Pull each line containing "Wykres" out of the data and copy it.

☆ ☆ ☆ ☆

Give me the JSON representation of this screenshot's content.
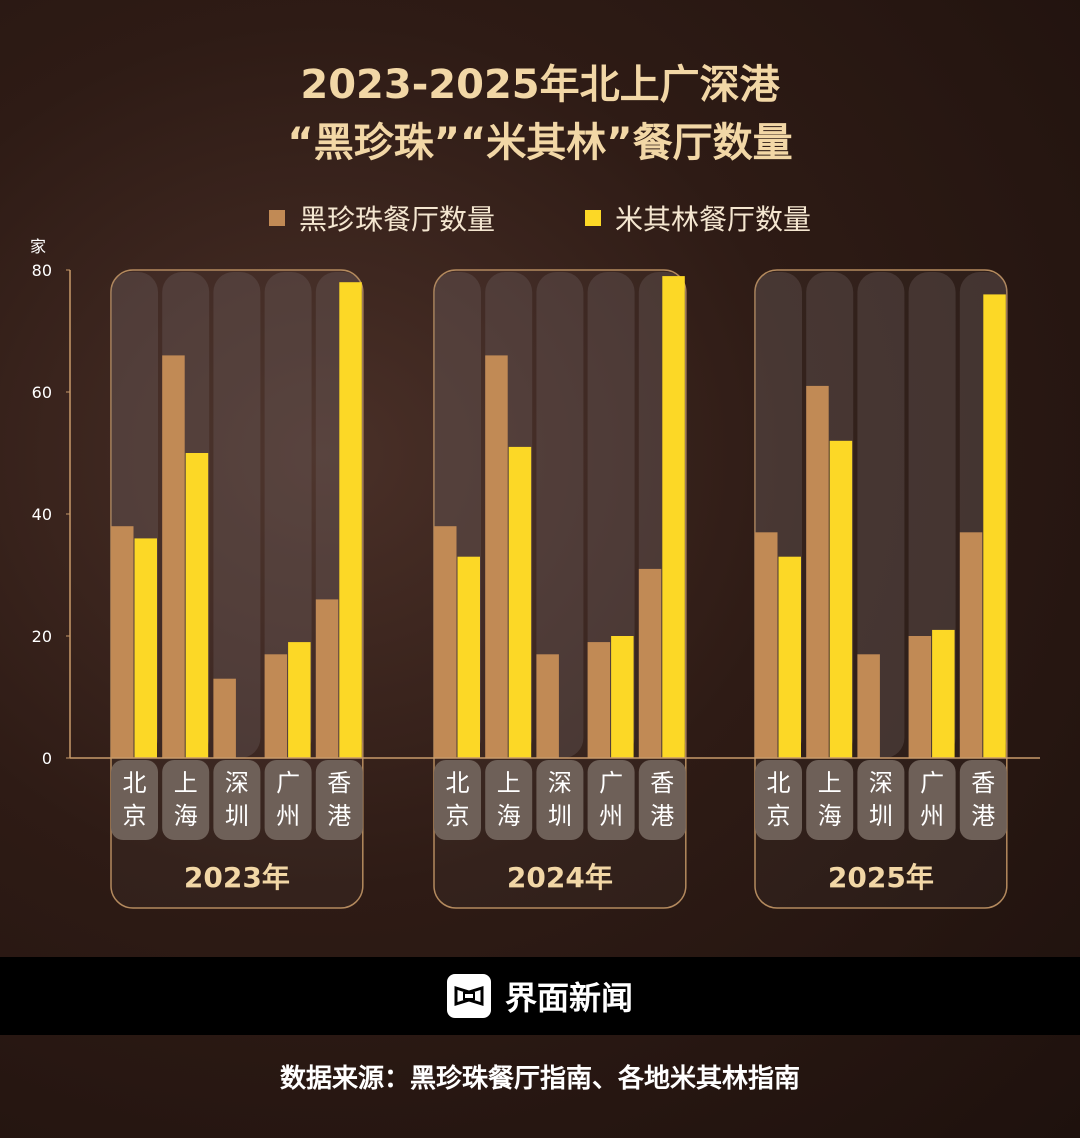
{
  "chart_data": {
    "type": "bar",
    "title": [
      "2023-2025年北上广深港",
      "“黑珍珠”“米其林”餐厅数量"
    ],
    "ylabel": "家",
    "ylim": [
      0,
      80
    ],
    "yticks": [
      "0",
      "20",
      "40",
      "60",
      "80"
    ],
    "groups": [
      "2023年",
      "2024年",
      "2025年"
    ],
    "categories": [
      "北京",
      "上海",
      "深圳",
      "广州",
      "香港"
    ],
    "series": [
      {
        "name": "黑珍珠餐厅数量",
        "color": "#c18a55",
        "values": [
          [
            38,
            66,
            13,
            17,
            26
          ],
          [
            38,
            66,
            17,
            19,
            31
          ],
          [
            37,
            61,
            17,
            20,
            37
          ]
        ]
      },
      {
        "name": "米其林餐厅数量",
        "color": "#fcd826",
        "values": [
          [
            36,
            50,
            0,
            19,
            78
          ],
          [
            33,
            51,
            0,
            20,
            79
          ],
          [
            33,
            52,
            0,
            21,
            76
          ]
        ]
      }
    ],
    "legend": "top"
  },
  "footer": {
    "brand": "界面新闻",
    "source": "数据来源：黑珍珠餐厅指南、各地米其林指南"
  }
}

☆ ☆ ☆ ☆

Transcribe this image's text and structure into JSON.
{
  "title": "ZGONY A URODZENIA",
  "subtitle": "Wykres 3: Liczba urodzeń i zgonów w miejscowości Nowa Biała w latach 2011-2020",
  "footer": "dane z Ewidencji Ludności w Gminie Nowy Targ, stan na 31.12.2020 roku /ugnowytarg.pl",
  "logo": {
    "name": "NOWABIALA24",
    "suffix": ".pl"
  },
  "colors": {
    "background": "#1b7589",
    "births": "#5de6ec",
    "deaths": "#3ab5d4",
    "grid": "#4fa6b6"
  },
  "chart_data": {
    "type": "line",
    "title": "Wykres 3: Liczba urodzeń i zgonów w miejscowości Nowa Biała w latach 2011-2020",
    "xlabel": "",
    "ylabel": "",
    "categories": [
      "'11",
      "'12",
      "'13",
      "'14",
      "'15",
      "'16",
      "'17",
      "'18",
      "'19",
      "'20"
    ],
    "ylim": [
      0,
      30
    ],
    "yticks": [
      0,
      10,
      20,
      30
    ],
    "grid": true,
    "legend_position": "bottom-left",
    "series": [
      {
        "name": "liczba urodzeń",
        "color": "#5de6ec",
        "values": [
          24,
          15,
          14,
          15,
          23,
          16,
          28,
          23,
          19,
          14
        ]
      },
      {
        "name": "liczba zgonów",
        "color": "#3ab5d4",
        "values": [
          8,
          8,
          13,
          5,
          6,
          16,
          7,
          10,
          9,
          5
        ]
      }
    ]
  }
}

☆ ☆ ☆ ☆

▶ [Solution for this task]
  "subtitle": "Wykres 3: Liczba urodzeń i zgonów w miejscowości Nowa Biała w latach 2011-2020",
    "title": "Wykres 3: Liczba urodzeń i zgonów w miejscowości Nowa Biała w latach 2011-2020",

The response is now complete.